* SUA TAREFA:
Por favor, cite do texto sobre a Praia do Magistério tudo o que vai de “A praia sobrevivia” até “entre as dunas.”, sem mudar nada.

* TEXTO DE LEITURA:
★ ★ ★ ★ ★ ★ ★

A Praia do Magistério fica no Balneário Pinhal, no Litoral Norte. Quando a área em meio às dunas foi loteada, o apelo para a venda de terrenos era a proximidade com Porto Alegre. Os primeiros veranistas encaravam uma série de privações para curtir dias de férias junto ao mar.
O jornal Zero Hora apresentou o cenário da praia em um caderno especial do verão de 1975-1976. A reportagem descreveu que Magistério ficava “a oito quilômetros de Pinhal, pela continuação da estrada de terra batida”. O balneário permanecia sem energia elétrica, água encanada e coleta de esgoto. A colônia de férias da Carris, empresa de ônibus de Porto Alegre, era o único ponto iluminado à noite, pois mantinha um gerador próprio.
A praia sobrevivia basicamente em função das colônias de férias. O único hotel havia sido destruído por um incêndio anos antes. Em fotos do início da década de 1970, aparecem poucas casas de madeira construídas entre as dunas.

★ ★ ★ ★ ★ ★ ★

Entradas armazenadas
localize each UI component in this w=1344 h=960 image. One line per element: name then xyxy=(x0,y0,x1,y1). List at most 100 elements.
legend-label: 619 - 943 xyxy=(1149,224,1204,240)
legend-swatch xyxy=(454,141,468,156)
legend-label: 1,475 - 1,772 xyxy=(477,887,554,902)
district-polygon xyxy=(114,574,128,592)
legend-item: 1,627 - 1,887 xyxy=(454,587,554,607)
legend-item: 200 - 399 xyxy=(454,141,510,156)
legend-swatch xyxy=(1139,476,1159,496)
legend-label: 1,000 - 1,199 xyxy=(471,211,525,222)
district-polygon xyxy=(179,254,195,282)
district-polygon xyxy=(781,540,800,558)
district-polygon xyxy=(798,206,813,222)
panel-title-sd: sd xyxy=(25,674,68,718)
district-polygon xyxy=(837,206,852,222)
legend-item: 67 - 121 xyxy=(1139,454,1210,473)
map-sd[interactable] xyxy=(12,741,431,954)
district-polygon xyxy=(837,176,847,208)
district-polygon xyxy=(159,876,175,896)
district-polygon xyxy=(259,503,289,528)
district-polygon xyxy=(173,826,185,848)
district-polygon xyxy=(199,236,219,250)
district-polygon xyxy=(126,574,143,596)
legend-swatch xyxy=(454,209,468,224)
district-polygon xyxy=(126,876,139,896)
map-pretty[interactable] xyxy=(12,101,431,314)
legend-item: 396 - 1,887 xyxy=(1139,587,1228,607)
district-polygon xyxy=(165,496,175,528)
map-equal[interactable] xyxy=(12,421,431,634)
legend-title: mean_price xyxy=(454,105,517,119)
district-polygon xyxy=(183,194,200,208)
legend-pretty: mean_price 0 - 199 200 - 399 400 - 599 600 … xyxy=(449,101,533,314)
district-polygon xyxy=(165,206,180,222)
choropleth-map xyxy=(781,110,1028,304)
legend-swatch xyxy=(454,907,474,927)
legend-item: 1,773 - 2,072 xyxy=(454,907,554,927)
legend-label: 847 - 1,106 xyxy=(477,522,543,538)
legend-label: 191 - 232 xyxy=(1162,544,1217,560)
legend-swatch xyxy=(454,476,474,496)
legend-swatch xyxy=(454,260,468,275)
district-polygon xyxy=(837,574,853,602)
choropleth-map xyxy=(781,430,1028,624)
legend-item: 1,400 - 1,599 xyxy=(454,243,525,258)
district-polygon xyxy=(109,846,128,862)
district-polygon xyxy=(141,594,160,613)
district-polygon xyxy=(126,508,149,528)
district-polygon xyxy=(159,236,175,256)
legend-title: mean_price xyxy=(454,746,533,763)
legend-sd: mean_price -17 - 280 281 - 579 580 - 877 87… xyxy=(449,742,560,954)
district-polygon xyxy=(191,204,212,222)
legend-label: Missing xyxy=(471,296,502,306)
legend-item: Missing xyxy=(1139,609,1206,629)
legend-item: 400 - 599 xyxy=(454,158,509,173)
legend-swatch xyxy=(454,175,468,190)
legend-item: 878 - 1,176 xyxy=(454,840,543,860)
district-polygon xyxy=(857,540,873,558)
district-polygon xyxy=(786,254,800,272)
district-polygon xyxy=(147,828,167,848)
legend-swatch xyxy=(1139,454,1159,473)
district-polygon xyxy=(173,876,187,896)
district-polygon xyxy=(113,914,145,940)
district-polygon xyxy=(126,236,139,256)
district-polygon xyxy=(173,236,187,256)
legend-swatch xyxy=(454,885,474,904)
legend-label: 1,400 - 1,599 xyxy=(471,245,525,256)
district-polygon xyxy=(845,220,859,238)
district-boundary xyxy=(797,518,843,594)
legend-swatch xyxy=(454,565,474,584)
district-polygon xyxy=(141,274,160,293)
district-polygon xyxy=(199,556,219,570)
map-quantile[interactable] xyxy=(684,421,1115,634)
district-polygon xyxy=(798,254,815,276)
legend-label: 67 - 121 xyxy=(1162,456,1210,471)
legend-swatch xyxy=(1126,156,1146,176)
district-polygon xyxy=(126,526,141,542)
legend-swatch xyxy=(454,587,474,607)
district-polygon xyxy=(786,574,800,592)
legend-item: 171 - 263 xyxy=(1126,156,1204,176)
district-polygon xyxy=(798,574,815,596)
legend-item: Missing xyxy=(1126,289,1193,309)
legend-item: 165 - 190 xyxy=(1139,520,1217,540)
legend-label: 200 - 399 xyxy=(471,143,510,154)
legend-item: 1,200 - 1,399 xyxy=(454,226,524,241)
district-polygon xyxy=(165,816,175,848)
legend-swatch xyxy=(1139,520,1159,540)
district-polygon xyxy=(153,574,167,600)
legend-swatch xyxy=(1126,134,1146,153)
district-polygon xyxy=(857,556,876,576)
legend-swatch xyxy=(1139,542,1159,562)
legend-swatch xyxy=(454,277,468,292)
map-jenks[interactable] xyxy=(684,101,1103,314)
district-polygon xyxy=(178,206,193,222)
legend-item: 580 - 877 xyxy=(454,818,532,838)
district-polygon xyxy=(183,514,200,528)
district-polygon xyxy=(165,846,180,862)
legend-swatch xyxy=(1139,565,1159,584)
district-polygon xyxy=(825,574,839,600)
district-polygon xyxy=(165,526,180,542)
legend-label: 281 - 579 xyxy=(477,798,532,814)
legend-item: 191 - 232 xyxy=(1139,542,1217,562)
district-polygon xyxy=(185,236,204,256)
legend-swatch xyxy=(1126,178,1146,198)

★ ★ ★ ★ ★ ★ ★

* SOLUÇÃO DO PROBLEMA:
A praia sobrevivia basicamente em função das colônias de férias. O único hotel havia sido destruído por um incêndio anos antes. Em fotos do início da década de 1970, aparecem poucas casas de madeira construídas entre as dunas.